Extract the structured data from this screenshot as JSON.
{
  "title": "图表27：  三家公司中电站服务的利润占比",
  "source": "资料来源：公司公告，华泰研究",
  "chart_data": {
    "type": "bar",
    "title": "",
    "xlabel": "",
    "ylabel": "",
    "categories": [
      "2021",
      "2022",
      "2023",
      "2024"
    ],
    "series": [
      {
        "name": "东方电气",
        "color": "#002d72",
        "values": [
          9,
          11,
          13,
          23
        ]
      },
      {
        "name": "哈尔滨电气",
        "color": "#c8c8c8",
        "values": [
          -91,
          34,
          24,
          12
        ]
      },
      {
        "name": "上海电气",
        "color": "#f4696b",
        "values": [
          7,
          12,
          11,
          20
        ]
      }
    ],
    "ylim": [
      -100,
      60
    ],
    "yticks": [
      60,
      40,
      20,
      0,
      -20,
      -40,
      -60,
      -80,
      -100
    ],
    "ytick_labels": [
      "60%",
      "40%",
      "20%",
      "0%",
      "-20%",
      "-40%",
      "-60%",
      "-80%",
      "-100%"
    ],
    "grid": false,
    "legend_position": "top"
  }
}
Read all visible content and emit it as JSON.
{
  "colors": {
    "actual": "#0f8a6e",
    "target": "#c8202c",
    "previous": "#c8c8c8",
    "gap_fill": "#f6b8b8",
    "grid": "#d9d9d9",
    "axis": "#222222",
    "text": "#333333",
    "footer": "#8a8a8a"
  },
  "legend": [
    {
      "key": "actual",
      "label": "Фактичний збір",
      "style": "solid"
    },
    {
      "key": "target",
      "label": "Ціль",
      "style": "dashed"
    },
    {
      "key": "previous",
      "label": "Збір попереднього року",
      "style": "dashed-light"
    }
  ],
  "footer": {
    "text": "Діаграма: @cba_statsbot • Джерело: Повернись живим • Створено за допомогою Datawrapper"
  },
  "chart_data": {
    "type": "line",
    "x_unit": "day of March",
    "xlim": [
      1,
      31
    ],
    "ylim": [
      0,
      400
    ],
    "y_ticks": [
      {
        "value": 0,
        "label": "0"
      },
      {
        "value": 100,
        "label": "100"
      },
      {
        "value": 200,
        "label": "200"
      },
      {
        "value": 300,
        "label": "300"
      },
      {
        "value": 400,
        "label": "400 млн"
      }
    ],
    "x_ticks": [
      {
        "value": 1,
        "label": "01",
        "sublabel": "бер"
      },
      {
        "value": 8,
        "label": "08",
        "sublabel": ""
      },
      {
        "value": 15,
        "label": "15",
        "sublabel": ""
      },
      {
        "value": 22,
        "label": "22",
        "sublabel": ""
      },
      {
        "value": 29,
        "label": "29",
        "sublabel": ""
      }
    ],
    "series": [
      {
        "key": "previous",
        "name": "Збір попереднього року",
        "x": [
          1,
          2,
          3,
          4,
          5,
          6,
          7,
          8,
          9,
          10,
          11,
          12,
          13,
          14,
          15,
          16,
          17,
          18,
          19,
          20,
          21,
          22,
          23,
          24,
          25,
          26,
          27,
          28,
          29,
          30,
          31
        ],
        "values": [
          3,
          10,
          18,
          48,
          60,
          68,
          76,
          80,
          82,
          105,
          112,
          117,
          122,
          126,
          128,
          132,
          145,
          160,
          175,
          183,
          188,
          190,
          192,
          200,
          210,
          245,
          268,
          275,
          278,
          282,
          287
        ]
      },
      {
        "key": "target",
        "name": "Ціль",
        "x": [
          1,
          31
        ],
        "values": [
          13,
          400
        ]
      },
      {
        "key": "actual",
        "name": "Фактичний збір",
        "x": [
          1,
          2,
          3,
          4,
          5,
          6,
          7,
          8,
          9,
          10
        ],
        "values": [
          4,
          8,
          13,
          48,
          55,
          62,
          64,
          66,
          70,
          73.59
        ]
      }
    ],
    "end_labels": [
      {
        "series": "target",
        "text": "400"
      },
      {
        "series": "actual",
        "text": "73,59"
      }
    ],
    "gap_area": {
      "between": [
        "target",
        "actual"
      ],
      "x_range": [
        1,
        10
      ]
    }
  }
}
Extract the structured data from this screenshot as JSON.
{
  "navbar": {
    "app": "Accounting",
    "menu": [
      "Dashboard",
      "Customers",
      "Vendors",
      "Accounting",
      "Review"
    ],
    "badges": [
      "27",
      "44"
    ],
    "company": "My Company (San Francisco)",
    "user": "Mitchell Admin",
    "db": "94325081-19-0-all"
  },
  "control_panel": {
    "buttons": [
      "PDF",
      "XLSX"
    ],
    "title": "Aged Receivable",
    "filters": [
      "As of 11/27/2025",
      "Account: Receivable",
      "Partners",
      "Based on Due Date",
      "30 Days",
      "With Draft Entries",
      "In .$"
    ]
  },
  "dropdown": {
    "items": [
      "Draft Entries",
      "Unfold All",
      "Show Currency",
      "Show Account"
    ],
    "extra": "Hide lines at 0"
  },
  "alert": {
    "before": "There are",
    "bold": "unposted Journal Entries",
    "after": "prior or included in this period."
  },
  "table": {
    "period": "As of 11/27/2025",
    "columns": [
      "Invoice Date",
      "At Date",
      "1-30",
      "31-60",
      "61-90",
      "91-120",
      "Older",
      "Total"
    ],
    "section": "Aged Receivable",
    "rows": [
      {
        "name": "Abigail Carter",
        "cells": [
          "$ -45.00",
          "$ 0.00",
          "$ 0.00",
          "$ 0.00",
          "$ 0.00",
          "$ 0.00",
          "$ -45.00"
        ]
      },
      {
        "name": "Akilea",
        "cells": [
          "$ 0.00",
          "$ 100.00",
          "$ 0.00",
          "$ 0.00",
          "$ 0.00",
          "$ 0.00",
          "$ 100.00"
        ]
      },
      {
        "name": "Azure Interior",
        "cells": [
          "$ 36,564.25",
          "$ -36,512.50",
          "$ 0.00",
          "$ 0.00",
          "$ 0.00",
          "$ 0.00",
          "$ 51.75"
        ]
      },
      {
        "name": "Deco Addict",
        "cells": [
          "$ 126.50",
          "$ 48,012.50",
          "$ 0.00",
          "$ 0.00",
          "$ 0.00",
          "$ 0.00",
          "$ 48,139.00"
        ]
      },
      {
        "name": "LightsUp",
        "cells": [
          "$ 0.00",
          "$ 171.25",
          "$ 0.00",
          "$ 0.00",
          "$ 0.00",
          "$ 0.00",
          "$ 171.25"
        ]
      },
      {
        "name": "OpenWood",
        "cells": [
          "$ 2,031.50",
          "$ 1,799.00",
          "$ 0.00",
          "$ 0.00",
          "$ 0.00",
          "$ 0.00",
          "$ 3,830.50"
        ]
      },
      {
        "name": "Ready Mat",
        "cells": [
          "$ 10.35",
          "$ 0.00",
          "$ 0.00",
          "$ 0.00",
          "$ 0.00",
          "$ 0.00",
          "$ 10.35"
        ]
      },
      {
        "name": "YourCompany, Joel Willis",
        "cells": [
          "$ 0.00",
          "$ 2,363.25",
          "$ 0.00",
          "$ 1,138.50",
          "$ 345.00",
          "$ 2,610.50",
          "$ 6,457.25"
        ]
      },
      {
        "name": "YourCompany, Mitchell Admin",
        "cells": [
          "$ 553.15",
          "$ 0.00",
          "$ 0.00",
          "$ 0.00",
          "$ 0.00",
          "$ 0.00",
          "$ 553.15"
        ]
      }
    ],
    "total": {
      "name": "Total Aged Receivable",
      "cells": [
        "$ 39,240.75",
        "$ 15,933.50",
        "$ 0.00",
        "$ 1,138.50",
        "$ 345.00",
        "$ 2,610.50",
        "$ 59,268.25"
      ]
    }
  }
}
::::::::
→ **EXERCISE BRIEF**
Your answer should be a single number: the count of lines that contain "Entries".

→ **EXERCISE RESULT**
3